• Brief:
Copy the records below exactly, leaving out any pictures.

(Rows from a figure dataset)
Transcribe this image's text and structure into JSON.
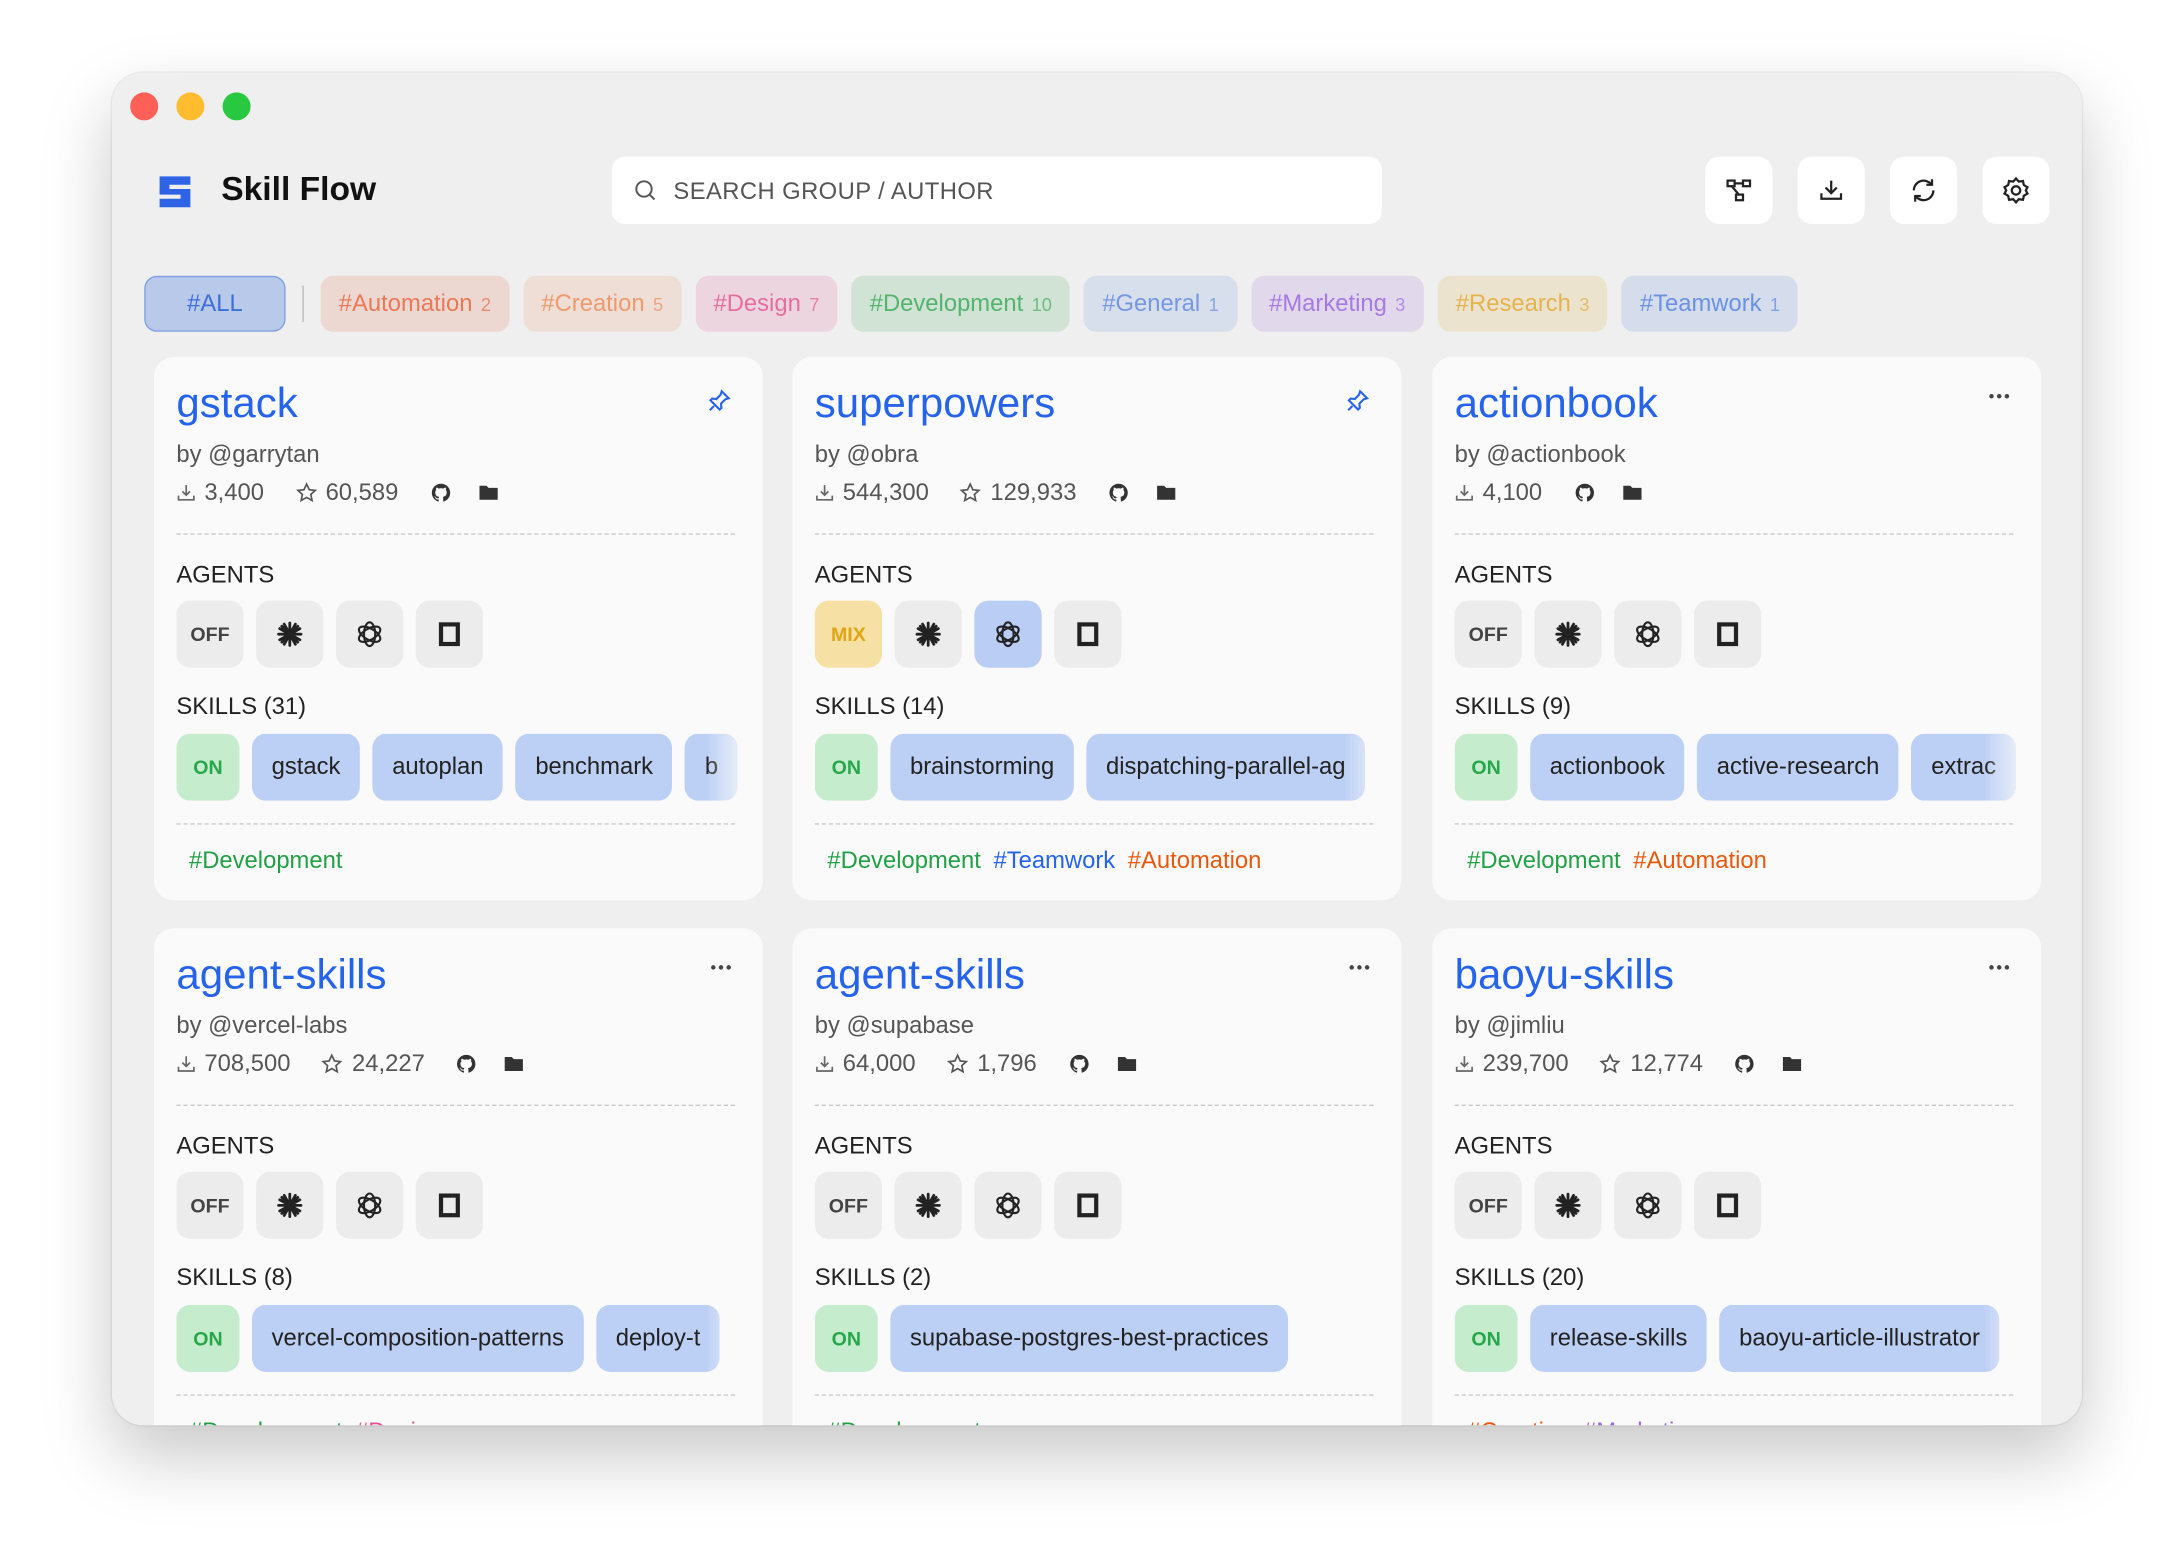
{
  "app": {
    "title": "Skill Flow",
    "search_placeholder": "SEARCH GROUP / AUTHOR"
  },
  "tags": [
    {
      "label": "#ALL",
      "color": "#3d6fd9"
    },
    {
      "label": "#Automation",
      "count": 2,
      "color": "#e8623a"
    },
    {
      "label": "#Creation",
      "count": 5,
      "color": "#ec8a52"
    },
    {
      "label": "#Design",
      "count": 7,
      "color": "#e5528f"
    },
    {
      "label": "#Development",
      "count": 10,
      "color": "#34a853"
    },
    {
      "label": "#General",
      "count": 1,
      "color": "#5b86e0"
    },
    {
      "label": "#Marketing",
      "count": 3,
      "color": "#9a62e0"
    },
    {
      "label": "#Research",
      "count": 3,
      "color": "#e2a62a"
    },
    {
      "label": "#Teamwork",
      "count": 1,
      "color": "#4f7fe0"
    }
  ],
  "cards": [
    {
      "name": "gstack",
      "author": "by @garrytan",
      "downloads": "3,400",
      "stars": "60,589",
      "pinned": true,
      "agents_label": "AGENTS",
      "agents": {
        "state": "OFF",
        "mixed": false,
        "enabled": [
          false,
          false,
          false
        ]
      },
      "skills_label": "SKILLS (31)",
      "skills_toggle": "ON",
      "skills": [
        "gstack",
        "autoplan",
        "benchmark",
        "b"
      ],
      "tags": [
        {
          "label": "#Development",
          "color": "#22a045"
        }
      ]
    },
    {
      "name": "superpowers",
      "author": "by @obra",
      "downloads": "544,300",
      "stars": "129,933",
      "pinned": true,
      "agents_label": "AGENTS",
      "agents": {
        "state": "MIX",
        "mixed": true,
        "enabled": [
          false,
          true,
          false
        ]
      },
      "skills_label": "SKILLS (14)",
      "skills_toggle": "ON",
      "skills": [
        "brainstorming",
        "dispatching-parallel-ag"
      ],
      "tags": [
        {
          "label": "#Development",
          "color": "#22a045"
        },
        {
          "label": "#Teamwork",
          "color": "#2563eb"
        },
        {
          "label": "#Automation",
          "color": "#ea580c"
        }
      ]
    },
    {
      "name": "actionbook",
      "author": "by @actionbook",
      "downloads": "4,100",
      "pinned": false,
      "agents_label": "AGENTS",
      "agents": {
        "state": "OFF",
        "mixed": false,
        "enabled": [
          false,
          false,
          false
        ]
      },
      "skills_label": "SKILLS (9)",
      "skills_toggle": "ON",
      "skills": [
        "actionbook",
        "active-research",
        "extrac"
      ],
      "tags": [
        {
          "label": "#Development",
          "color": "#22a045"
        },
        {
          "label": "#Automation",
          "color": "#ea580c"
        }
      ]
    },
    {
      "name": "agent-skills",
      "author": "by @vercel-labs",
      "downloads": "708,500",
      "stars": "24,227",
      "pinned": false,
      "agents_label": "AGENTS",
      "agents": {
        "state": "OFF",
        "mixed": false,
        "enabled": [
          false,
          false,
          false
        ]
      },
      "skills_label": "SKILLS (8)",
      "skills_toggle": "ON",
      "skills": [
        "vercel-composition-patterns",
        "deploy-t"
      ],
      "tags": [
        {
          "label": "#Development",
          "color": "#22a045"
        },
        {
          "label": "#Design",
          "color": "#e5528f"
        }
      ]
    },
    {
      "name": "agent-skills",
      "author": "by @supabase",
      "downloads": "64,000",
      "stars": "1,796",
      "pinned": false,
      "agents_label": "AGENTS",
      "agents": {
        "state": "OFF",
        "mixed": false,
        "enabled": [
          false,
          false,
          false
        ]
      },
      "skills_label": "SKILLS (2)",
      "skills_toggle": "ON",
      "skills": [
        "supabase-postgres-best-practices"
      ],
      "tags": [
        {
          "label": "#Development",
          "color": "#22a045"
        }
      ]
    },
    {
      "name": "baoyu-skills",
      "author": "by @jimliu",
      "downloads": "239,700",
      "stars": "12,774",
      "pinned": false,
      "agents_label": "AGENTS",
      "agents": {
        "state": "OFF",
        "mixed": false,
        "enabled": [
          false,
          false,
          false
        ]
      },
      "skills_label": "SKILLS (20)",
      "skills_toggle": "ON",
      "skills": [
        "release-skills",
        "baoyu-article-illustrator"
      ],
      "tags": [
        {
          "label": "#Creation",
          "color": "#ea580c"
        },
        {
          "label": "#Marketing",
          "color": "#9a62e0"
        }
      ]
    }
  ]
}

• The response:
Transcribe this image's text and structure into JSON.
{
  "app": {
    "title": "Skill Flow",
    "search_placeholder": "SEARCH GROUP / AUTHOR"
  },
  "tags": [
    {
      "label": "#ALL",
      "color": "#3d6fd9"
    },
    {
      "label": "#Automation",
      "count": 2,
      "color": "#e8623a"
    },
    {
      "label": "#Creation",
      "count": 5,
      "color": "#ec8a52"
    },
    {
      "label": "#Design",
      "count": 7,
      "color": "#e5528f"
    },
    {
      "label": "#Development",
      "count": 10,
      "color": "#34a853"
    },
    {
      "label": "#General",
      "count": 1,
      "color": "#5b86e0"
    },
    {
      "label": "#Marketing",
      "count": 3,
      "color": "#9a62e0"
    },
    {
      "label": "#Research",
      "count": 3,
      "color": "#e2a62a"
    },
    {
      "label": "#Teamwork",
      "count": 1,
      "color": "#4f7fe0"
    }
  ],
  "cards": [
    {
      "name": "gstack",
      "author": "by @garrytan",
      "downloads": "3,400",
      "stars": "60,589",
      "pinned": true,
      "agents_label": "AGENTS",
      "agents": {
        "state": "OFF",
        "mixed": false,
        "enabled": [
          false,
          false,
          false
        ]
      },
      "skills_label": "SKILLS (31)",
      "skills_toggle": "ON",
      "skills": [
        "gstack",
        "autoplan",
        "benchmark",
        "b"
      ],
      "tags": [
        {
          "label": "#Development",
          "color": "#22a045"
        }
      ]
    },
    {
      "name": "superpowers",
      "author": "by @obra",
      "downloads": "544,300",
      "stars": "129,933",
      "pinned": true,
      "agents_label": "AGENTS",
      "agents": {
        "state": "MIX",
        "mixed": true,
        "enabled": [
          false,
          true,
          false
        ]
      },
      "skills_label": "SKILLS (14)",
      "skills_toggle": "ON",
      "skills": [
        "brainstorming",
        "dispatching-parallel-ag"
      ],
      "tags": [
        {
          "label": "#Development",
          "color": "#22a045"
        },
        {
          "label": "#Teamwork",
          "color": "#2563eb"
        },
        {
          "label": "#Automation",
          "color": "#ea580c"
        }
      ]
    },
    {
      "name": "actionbook",
      "author": "by @actionbook",
      "downloads": "4,100",
      "pinned": false,
      "agents_label": "AGENTS",
      "agents": {
        "state": "OFF",
        "mixed": false,
        "enabled": [
          false,
          false,
          false
        ]
      },
      "skills_label": "SKILLS (9)",
      "skills_toggle": "ON",
      "skills": [
        "actionbook",
        "active-research",
        "extrac"
      ],
      "tags": [
        {
          "label": "#Development",
          "color": "#22a045"
        },
        {
          "label": "#Automation",
          "color": "#ea580c"
        }
      ]
    },
    {
      "name": "agent-skills",
      "author": "by @vercel-labs",
      "downloads": "708,500",
      "stars": "24,227",
      "pinned": false,
      "agents_label": "AGENTS",
      "agents": {
        "state": "OFF",
        "mixed": false,
        "enabled": [
          false,
          false,
          false
        ]
      },
      "skills_label": "SKILLS (8)",
      "skills_toggle": "ON",
      "skills": [
        "vercel-composition-patterns",
        "deploy-t"
      ],
      "tags": [
        {
          "label": "#Development",
          "color": "#22a045"
        },
        {
          "label": "#Design",
          "color": "#e5528f"
        }
      ]
    },
    {
      "name": "agent-skills",
      "author": "by @supabase",
      "downloads": "64,000",
      "stars": "1,796",
      "pinned": false,
      "agents_label": "AGENTS",
      "agents": {
        "state": "OFF",
        "mixed": false,
        "enabled": [
          false,
          false,
          false
        ]
      },
      "skills_label": "SKILLS (2)",
      "skills_toggle": "ON",
      "skills": [
        "supabase-postgres-best-practices"
      ],
      "tags": [
        {
          "label": "#Development",
          "color": "#22a045"
        }
      ]
    },
    {
      "name": "baoyu-skills",
      "author": "by @jimliu",
      "downloads": "239,700",
      "stars": "12,774",
      "pinned": false,
      "agents_label": "AGENTS",
      "agents": {
        "state": "OFF",
        "mixed": false,
        "enabled": [
          false,
          false,
          false
        ]
      },
      "skills_label": "SKILLS (20)",
      "skills_toggle": "ON",
      "skills": [
        "release-skills",
        "baoyu-article-illustrator"
      ],
      "tags": [
        {
          "label": "#Creation",
          "color": "#ea580c"
        },
        {
          "label": "#Marketing",
          "color": "#9a62e0"
        }
      ]
    }
  ]
}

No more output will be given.